#### Short problem
Check every line below for the word "JSON" and copy the ones that have it.

#### Entries shown
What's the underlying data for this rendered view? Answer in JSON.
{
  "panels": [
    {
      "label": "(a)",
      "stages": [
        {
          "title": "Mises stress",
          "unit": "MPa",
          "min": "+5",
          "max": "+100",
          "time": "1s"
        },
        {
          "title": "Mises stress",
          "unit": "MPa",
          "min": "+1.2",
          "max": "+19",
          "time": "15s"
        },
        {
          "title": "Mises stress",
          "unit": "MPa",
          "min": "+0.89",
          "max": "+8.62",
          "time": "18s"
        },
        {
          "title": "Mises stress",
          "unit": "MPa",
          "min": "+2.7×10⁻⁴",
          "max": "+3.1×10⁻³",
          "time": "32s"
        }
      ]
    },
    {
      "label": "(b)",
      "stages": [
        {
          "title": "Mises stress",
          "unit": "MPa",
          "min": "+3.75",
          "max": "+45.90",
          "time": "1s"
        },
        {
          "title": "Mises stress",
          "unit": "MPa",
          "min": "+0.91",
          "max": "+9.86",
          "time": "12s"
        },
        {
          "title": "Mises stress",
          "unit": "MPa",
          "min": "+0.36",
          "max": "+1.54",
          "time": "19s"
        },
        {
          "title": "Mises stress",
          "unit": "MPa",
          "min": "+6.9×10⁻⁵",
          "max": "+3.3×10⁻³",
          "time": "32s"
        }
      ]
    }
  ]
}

==

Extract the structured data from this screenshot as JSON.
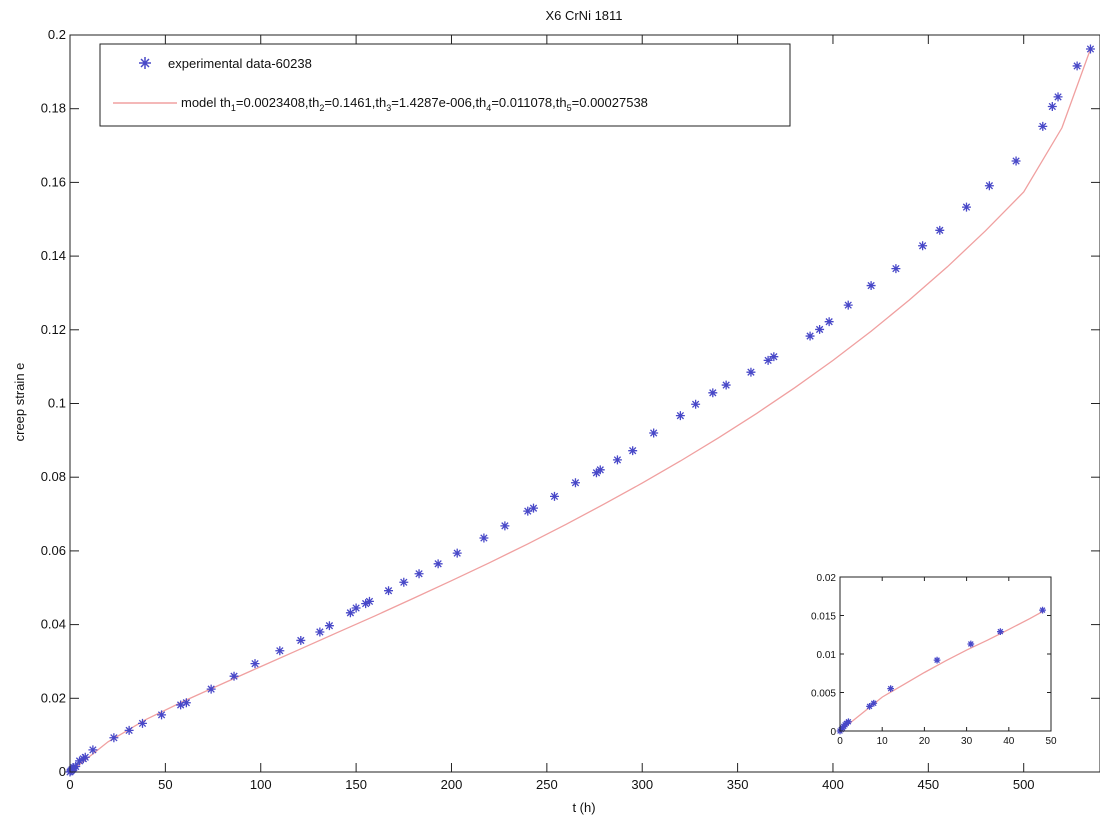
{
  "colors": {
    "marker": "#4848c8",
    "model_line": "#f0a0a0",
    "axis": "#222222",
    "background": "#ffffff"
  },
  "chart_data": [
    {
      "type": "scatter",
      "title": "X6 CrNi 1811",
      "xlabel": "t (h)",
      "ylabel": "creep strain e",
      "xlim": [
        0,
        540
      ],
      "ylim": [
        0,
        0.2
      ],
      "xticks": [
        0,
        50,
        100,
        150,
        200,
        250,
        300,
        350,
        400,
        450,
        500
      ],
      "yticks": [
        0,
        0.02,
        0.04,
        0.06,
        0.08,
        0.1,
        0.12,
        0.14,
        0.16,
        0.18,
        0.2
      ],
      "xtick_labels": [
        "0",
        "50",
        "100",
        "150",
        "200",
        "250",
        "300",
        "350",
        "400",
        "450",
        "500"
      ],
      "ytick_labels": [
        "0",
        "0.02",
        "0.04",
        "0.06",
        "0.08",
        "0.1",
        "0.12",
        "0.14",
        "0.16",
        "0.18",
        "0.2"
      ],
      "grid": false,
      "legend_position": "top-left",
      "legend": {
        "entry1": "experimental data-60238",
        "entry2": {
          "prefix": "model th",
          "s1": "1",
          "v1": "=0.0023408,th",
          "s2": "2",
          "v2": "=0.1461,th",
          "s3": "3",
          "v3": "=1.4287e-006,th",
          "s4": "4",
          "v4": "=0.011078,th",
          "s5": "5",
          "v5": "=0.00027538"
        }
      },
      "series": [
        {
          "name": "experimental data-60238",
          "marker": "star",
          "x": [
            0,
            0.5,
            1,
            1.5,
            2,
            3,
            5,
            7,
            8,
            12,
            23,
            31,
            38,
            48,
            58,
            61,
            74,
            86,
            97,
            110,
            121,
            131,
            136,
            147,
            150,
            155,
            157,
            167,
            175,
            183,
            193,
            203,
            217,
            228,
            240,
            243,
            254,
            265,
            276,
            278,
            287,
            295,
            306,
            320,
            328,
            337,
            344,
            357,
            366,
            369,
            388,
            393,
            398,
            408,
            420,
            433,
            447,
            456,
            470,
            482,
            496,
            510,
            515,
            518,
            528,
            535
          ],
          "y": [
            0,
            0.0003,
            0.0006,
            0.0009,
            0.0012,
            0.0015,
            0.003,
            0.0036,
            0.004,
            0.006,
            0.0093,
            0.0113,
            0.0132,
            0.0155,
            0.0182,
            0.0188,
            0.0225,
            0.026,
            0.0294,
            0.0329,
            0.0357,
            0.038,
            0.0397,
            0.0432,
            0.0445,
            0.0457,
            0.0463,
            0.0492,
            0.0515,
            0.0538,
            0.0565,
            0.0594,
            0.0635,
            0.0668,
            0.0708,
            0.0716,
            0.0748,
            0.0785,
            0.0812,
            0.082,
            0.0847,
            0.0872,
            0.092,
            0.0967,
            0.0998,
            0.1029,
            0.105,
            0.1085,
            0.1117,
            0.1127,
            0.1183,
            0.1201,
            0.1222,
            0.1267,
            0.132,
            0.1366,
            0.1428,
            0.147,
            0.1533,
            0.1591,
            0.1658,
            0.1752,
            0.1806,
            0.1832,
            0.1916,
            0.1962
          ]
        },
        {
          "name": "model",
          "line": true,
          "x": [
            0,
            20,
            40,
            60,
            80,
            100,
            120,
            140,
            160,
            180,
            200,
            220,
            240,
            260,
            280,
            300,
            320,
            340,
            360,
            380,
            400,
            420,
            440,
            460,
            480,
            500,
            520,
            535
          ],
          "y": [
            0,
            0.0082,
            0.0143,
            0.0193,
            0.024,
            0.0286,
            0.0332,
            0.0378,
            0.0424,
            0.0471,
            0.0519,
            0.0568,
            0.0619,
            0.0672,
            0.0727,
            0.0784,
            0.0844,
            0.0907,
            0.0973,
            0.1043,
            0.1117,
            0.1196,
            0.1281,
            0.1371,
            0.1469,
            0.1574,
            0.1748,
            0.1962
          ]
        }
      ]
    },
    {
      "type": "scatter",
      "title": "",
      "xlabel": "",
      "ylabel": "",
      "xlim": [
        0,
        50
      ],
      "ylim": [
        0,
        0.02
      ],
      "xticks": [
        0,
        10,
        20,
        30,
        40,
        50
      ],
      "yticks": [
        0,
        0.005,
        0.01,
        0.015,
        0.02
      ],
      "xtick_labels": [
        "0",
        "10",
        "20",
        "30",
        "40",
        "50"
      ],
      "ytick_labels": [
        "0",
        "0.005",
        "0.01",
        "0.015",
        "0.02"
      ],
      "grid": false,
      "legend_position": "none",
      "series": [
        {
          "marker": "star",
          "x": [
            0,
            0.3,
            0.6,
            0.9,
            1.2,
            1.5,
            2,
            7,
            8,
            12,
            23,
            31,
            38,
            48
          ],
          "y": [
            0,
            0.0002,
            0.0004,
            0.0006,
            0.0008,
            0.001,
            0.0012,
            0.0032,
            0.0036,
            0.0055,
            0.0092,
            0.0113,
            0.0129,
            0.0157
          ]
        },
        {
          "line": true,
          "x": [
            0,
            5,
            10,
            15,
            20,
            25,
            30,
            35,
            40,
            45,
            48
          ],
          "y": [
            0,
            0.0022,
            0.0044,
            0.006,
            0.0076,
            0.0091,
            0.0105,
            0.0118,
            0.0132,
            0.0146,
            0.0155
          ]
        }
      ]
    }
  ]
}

#### Output for this exercise
What's the underlying data for this rendered view? Answer in JSON.
Extract the structured data from this screenshot as JSON.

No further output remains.